● **PASSAGE FOURNI**:
Joost Meerloo Le viol de l'esprit, psychologie du contrôle de l'esprit, du menticide et du lavage de cerveau

Quel rapport entre la spiritualité et les techniques de torture psychologiques sur les prisonniers de guerre ?

Récemment, suite à des débats avec un ami, j’en suis venu à me demander : “ok, si on définit la spiritualité comme étant l’ensemble des pratiques d’auto-transcendance qui servent à mieux se relier à soi, aux autres, à la nature, alors que serait l’anti-spiritualité ?“. Quand je dis anti-spiritualité, j’entends quelque chose de différent du matérialisme ou même de la science (que les religieux accusent parfois d’être anti-spirituelle).

La réponse est venue par “hasard” d’un livre dont j’ai entendu parler dans une conversation qui n’avait rien à voir et dont le titre était “menticide”, comment “tuer l’esprit d’une personne”. Vu que la spiritualité consiste à développer son esprit, je me suis dit que c’était peut-être une bonne piste.

Ce fût le cas, et ce fût une révélation : les techniques pour briser l’esprit d’une personne sont les mêmes que celles que nous utilisons dans la spiritualité pour le développer. Les mêmes : jeûne, isolation, barrage mental, etc…

Ce qui nous amène directement au-dessus d’un abîme : si les mêmes (exactement) techniques sont utilisées pour grandir spirituellement une personne ou pour la rapetisser, qu’est-ce qui les différencie au juste ?

● **INFORMATIONS FOURNIES**:
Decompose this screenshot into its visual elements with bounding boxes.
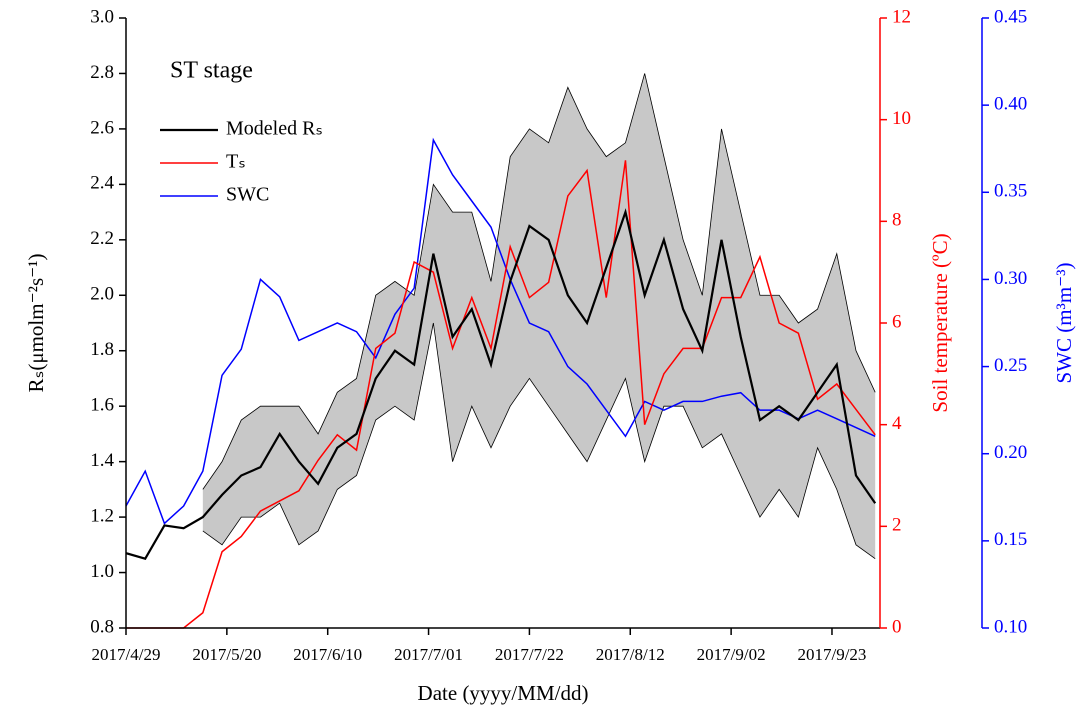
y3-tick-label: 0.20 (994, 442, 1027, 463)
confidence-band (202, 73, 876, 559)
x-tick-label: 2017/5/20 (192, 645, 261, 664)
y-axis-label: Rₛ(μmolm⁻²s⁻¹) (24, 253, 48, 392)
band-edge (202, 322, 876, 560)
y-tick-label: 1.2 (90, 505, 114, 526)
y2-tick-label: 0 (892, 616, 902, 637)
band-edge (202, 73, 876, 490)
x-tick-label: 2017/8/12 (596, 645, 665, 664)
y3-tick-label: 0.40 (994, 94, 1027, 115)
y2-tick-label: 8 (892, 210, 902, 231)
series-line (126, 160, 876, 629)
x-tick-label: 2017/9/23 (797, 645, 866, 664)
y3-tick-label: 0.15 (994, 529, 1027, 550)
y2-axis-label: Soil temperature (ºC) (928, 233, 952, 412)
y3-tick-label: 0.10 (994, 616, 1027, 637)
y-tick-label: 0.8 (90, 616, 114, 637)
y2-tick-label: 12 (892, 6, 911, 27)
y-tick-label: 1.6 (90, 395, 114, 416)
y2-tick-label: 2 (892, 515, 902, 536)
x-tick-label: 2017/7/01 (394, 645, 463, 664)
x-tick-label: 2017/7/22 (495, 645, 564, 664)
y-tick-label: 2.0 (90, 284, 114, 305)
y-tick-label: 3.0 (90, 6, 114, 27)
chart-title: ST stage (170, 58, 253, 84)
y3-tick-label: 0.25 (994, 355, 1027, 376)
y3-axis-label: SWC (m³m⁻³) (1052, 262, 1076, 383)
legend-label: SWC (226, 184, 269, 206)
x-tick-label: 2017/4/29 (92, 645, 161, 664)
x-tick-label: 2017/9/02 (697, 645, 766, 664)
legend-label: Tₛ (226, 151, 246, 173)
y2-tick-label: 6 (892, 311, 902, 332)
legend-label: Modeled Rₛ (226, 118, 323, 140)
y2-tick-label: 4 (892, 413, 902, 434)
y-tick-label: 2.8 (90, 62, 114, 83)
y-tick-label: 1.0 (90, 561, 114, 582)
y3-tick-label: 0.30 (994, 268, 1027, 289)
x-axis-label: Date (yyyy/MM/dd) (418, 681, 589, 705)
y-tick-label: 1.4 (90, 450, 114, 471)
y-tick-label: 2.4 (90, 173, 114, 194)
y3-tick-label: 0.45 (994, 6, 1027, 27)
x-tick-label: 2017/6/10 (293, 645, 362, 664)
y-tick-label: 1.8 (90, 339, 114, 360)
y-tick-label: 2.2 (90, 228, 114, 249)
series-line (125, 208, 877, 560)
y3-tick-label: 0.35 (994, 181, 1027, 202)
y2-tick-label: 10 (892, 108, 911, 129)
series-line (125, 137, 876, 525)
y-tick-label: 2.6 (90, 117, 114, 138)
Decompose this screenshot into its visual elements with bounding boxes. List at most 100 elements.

● **TÂCHE DONNÉE 1**:
D'après le texte sur le menticide, quelles techniques servent aussi bien à briser l'esprit d'une personne qu'à le développer ?
● **TÂCHE DONNÉE 2**:
Prolongez le texte sur le menticide au-delà de sa dernière phrase.
Les items n'ont aucun lien avec le texte sur le menticide.

● **RÉPONSE 1**:
Le jeûne, l'isolation et le barrage mental, entre autres.

● **RÉPONSE 2**:
Il y a des différences, dans un cas, c’est la personne elle-même qui choisit son “épreuve” et qui la dose de sorte que ça la fasse grandir. Dans l’autre cas, elle est imposée de l’extérieur, subie, jusqu’à ce que la personne régresse et soit mise sous contrôle. En fait, c’est le résultat recherché qui est différent, dans un cas, on libère la personne, dans l’autre, on l’enferme en elle-même.

C’est cela qui différencie la spiritualité de l’anti-spiritualité.

Mais dans la pratique, ce n’est pas toujours si simple, parce que l’outil est “neutre” en quelque sorte. Cela explique pourquoi les pratiques spirituelles organisées peuvent si facilement déraper et devenir des “sectes”. Cela explique aussi qu’une société toute entière peut se perdre si elle institue des pratiques spirituelles mal dosées.

À ma connaissance, cela n’a jamais été explicité de la sorte. Du moins je ne l’ai jamais lu, alors même que c’est absolument fondamental.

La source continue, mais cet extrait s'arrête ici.